**WHAT IS NEEDED**
Pull out each line of the records holding the string "JSON".

# # # #

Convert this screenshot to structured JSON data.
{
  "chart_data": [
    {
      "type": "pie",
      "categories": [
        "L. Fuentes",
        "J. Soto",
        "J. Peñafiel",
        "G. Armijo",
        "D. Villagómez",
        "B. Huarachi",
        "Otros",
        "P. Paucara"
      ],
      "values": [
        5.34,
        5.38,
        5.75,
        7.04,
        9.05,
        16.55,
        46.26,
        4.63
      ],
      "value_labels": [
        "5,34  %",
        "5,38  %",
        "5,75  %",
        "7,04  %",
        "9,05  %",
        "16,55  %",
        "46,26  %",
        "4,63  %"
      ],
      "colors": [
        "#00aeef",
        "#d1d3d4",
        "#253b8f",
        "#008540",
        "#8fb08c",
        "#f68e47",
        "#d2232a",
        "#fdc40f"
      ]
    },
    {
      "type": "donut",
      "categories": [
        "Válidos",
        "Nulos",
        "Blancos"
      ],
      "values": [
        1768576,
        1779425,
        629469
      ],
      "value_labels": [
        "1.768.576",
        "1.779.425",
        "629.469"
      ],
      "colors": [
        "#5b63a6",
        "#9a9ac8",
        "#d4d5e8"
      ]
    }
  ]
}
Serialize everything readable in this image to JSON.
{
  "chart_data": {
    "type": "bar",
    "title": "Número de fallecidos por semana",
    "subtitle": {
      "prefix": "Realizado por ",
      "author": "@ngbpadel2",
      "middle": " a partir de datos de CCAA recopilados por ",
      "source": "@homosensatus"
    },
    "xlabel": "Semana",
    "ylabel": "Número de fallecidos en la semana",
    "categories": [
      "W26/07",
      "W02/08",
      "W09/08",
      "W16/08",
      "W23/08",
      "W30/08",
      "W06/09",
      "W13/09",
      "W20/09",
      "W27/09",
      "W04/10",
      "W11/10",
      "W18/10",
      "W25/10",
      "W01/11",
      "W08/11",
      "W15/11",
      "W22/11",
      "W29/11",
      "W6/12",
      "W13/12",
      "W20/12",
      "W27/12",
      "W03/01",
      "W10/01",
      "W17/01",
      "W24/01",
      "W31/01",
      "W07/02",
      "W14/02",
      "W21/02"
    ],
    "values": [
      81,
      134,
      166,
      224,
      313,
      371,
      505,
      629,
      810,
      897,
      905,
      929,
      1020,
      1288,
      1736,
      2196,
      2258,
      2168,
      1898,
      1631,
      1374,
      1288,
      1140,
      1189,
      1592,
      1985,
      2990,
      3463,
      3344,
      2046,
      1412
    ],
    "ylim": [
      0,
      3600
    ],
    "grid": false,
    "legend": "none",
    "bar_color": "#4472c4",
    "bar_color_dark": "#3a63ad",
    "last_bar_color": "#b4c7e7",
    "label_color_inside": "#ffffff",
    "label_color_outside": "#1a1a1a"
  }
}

# # # #

**SOLUTION TO THIS TASK**
Convert this screenshot to structured JSON data.
Serialize everything readable in this image to JSON.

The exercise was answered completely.